**WHAT IS BEING ASKED:** Look below and pull out each line with the word "name".

**EXTRACTED MATERIAL:**
════════

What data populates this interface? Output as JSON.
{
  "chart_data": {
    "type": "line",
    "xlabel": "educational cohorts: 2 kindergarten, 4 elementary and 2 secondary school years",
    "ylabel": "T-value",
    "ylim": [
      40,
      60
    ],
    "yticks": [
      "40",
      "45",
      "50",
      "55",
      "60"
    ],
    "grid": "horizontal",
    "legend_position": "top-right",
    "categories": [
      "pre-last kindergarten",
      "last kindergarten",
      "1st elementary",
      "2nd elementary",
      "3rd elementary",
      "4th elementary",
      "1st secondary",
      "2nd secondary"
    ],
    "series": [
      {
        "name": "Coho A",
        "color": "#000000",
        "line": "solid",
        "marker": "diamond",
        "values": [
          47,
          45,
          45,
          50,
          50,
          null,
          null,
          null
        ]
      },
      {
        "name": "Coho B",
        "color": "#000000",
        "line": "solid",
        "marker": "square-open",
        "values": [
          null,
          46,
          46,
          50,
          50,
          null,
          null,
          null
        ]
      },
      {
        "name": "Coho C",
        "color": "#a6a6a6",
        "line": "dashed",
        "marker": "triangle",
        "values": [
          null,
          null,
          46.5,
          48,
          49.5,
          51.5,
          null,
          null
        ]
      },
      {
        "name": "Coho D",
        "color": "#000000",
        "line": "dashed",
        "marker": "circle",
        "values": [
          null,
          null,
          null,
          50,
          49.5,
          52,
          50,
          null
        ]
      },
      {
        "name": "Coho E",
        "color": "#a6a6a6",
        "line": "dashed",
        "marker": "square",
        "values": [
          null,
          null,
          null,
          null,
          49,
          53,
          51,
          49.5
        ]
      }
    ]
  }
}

════════

**ANSWER TO THIS PROBLEM:**
        "name": "Coho A",
        "name": "Coho B",
        "name": "Coho C",
        "name": "Coho D",
        "name": "Coho E",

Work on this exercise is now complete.